------ Excerpted data
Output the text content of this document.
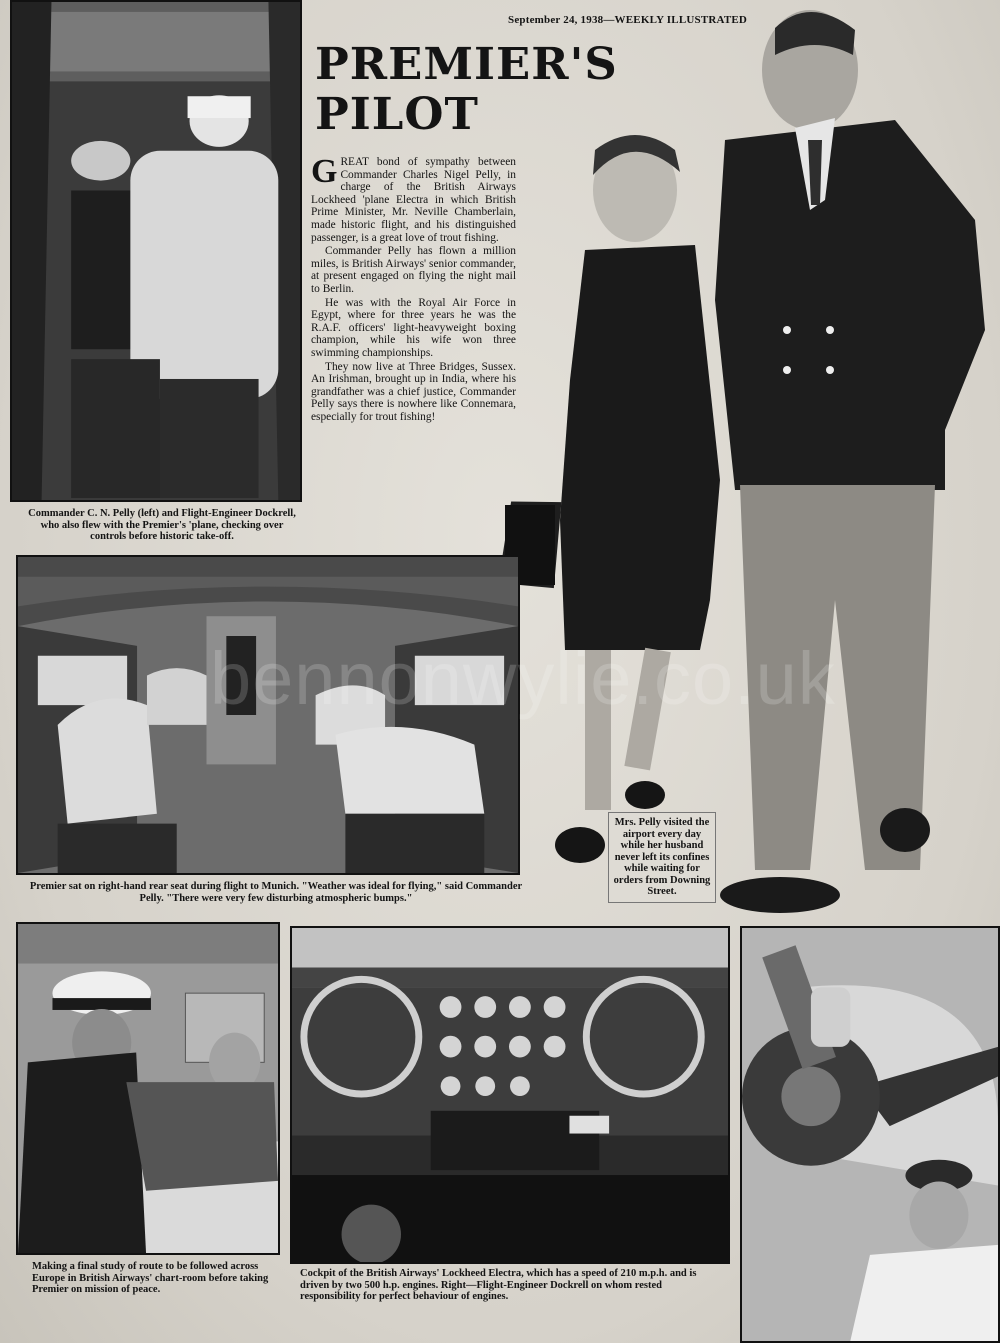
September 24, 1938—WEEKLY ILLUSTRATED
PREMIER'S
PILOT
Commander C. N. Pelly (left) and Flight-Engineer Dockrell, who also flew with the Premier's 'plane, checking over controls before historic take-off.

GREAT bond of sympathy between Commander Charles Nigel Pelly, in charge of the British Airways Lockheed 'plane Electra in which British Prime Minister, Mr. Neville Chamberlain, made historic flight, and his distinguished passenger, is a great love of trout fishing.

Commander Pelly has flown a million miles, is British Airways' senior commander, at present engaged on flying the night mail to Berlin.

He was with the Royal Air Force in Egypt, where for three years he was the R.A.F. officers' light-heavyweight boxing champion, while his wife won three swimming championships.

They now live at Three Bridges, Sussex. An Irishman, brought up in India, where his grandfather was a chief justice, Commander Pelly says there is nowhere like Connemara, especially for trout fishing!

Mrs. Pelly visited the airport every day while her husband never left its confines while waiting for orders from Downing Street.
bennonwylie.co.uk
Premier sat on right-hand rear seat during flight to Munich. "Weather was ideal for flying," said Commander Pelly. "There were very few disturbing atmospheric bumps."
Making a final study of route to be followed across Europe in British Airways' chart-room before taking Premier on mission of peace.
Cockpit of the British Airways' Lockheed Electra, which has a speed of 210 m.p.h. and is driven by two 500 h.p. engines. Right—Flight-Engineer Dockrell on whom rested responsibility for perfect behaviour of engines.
------------
------ Excerpted data
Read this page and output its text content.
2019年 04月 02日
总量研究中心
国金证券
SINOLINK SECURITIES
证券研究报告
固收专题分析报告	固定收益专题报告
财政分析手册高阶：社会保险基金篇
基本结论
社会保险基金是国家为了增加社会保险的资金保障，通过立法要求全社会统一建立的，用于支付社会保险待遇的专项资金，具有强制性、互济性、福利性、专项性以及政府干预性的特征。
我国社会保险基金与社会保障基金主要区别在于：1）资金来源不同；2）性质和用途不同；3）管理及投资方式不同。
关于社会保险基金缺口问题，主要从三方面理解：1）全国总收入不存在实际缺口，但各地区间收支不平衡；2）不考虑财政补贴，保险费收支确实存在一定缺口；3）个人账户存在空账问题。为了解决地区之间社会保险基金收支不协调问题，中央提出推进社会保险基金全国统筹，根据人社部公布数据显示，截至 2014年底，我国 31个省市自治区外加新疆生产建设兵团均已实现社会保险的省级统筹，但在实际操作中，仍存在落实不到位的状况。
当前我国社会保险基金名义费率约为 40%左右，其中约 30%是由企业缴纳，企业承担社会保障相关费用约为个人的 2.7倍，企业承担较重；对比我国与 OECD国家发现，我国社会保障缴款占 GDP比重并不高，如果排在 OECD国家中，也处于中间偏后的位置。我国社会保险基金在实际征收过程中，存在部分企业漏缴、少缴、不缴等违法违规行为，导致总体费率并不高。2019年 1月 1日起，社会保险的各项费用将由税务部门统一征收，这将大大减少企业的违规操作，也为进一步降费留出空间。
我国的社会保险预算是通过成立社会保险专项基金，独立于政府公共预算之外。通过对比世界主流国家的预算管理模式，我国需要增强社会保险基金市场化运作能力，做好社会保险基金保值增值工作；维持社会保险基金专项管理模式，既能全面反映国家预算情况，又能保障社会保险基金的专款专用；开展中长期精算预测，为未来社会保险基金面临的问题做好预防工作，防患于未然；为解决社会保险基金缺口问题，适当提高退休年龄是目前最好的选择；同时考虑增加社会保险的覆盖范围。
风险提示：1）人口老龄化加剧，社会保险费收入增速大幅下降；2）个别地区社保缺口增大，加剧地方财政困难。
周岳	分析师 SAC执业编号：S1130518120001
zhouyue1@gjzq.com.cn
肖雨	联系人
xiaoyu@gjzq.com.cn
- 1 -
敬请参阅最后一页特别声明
------------
Scan the records above for the string "while", then select every line that holds it.

## Answer below
He was with the Royal Air Force in Egypt, where for three years he was the R.A.F. officers' light-heavyweight boxing champion, while his wife won three swimming championships.
Mrs. Pelly visited the airport every day while her husband never left its confines while waiting for orders from Downing Street.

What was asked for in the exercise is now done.